** START RECORDS SHOWN **
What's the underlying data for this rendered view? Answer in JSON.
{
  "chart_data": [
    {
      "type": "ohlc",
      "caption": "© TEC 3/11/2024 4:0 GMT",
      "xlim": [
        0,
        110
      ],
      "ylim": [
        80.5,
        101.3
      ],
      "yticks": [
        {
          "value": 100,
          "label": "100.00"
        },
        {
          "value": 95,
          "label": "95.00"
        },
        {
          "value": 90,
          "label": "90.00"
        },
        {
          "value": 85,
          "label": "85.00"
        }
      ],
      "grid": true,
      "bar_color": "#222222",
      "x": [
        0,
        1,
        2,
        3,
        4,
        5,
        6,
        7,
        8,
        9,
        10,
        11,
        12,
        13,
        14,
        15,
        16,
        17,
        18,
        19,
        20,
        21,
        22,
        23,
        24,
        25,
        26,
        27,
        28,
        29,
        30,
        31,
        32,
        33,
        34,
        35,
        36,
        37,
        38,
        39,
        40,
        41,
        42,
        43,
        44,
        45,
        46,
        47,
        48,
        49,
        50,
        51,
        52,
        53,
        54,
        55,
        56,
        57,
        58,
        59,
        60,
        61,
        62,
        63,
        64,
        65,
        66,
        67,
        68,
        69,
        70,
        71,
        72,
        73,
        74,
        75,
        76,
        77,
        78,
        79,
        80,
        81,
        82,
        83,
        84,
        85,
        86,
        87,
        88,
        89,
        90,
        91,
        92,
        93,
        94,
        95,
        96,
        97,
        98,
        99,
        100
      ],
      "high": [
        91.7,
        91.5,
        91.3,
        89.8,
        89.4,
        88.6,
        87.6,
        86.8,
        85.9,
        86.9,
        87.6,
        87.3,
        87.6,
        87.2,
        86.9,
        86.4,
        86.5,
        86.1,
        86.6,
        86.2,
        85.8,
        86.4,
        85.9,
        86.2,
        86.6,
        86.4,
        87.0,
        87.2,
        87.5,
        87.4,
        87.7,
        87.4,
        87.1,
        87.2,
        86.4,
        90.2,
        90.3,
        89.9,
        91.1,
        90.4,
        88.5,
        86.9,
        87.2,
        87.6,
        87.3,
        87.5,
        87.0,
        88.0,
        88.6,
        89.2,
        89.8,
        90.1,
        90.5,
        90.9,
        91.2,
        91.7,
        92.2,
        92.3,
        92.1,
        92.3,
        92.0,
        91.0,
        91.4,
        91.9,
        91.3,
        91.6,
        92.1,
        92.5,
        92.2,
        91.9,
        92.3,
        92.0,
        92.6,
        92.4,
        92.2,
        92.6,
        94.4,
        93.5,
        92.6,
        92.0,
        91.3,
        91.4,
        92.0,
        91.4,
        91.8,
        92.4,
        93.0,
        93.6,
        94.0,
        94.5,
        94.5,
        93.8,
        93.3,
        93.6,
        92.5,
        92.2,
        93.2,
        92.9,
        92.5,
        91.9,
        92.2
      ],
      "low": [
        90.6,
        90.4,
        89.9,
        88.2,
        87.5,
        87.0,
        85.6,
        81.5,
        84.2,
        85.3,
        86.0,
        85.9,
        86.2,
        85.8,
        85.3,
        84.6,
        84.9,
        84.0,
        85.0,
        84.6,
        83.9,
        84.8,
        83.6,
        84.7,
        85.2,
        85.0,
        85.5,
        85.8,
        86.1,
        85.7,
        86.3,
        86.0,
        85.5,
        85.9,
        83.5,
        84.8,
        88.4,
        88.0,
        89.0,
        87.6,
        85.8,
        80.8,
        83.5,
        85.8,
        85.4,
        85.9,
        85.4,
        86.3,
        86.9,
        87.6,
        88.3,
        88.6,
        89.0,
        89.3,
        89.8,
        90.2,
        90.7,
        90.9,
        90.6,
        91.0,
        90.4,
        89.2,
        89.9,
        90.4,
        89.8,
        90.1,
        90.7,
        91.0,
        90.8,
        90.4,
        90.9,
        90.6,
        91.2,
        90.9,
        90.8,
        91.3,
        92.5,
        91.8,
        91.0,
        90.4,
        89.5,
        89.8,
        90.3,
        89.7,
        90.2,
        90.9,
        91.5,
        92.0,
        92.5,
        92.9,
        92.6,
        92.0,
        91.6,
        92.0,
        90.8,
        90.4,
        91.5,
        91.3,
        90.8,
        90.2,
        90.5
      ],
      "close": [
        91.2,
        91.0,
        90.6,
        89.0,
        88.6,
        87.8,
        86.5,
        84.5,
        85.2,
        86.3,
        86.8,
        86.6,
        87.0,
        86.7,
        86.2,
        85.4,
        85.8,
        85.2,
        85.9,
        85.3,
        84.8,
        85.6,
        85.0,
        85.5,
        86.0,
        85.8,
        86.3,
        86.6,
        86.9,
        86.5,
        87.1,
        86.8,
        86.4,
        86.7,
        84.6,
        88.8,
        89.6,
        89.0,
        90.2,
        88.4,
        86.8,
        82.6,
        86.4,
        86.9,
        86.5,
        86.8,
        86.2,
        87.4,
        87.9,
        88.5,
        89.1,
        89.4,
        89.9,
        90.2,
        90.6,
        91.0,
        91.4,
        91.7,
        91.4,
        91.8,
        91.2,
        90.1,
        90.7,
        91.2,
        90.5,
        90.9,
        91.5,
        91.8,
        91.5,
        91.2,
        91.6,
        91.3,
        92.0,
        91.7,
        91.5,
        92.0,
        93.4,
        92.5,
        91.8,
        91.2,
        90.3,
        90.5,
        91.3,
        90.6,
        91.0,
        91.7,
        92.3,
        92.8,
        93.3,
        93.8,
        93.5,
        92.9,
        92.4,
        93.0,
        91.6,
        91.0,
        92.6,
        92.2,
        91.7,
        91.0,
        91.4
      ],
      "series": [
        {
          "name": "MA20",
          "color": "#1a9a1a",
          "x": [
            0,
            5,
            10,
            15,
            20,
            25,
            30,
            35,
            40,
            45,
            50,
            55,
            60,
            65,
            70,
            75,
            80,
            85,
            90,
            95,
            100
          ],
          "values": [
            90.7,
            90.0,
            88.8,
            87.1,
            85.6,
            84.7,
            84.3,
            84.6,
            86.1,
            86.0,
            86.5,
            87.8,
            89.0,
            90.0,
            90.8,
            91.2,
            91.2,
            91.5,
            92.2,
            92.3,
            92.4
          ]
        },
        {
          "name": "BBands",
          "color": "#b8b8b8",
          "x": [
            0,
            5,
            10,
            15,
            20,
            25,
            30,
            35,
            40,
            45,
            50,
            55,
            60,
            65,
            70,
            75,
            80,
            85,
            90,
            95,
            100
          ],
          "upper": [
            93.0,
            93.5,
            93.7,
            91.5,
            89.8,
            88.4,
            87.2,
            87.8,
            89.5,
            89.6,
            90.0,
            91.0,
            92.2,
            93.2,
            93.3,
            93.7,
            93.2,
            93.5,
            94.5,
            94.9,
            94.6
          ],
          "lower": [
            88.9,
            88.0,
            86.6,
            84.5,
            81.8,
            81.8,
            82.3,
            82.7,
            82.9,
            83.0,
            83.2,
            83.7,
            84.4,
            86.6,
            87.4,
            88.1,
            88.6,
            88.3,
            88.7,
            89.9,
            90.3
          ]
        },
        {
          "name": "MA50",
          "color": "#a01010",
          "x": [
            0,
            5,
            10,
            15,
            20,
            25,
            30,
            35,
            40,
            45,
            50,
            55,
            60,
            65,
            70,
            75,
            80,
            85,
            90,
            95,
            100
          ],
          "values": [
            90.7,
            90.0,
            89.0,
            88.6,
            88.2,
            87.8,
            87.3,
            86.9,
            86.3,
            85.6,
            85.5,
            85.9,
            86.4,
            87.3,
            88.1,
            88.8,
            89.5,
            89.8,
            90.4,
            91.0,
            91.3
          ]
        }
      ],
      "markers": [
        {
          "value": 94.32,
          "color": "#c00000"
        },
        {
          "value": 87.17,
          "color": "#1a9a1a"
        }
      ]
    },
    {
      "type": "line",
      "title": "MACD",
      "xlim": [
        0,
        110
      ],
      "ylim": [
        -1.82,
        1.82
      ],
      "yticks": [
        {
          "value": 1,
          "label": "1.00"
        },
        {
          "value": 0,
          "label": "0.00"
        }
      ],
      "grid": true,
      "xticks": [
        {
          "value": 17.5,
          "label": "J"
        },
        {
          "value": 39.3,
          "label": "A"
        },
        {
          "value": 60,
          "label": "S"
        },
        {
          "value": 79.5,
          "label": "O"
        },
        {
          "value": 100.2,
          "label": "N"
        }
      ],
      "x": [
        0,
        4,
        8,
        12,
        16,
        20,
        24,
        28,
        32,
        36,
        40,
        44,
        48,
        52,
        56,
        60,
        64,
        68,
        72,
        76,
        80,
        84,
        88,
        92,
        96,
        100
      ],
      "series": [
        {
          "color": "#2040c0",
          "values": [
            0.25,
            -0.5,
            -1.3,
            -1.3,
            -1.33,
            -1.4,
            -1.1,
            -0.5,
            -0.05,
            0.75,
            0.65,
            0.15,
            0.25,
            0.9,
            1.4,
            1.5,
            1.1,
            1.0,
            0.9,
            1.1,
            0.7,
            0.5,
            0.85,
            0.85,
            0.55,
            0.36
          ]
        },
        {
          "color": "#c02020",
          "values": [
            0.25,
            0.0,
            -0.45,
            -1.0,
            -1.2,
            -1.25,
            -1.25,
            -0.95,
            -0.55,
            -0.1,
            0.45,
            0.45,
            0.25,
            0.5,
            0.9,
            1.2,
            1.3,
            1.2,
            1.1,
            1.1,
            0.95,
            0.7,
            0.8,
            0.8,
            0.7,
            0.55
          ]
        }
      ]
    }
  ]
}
** END RECORDS SHOWN **
EXERCISE REQUIREMENTS:
Which lines hold the word "label"? Return all of them from the records above.

RIGHT ANSWER:
          "label": "100.00"
          "label": "95.00"
          "label": "90.00"
          "label": "85.00"
          "label": "1.00"
          "label": "0.00"
          "label": "J"
          "label": "A"
          "label": "S"
          "label": "O"
          "label": "N"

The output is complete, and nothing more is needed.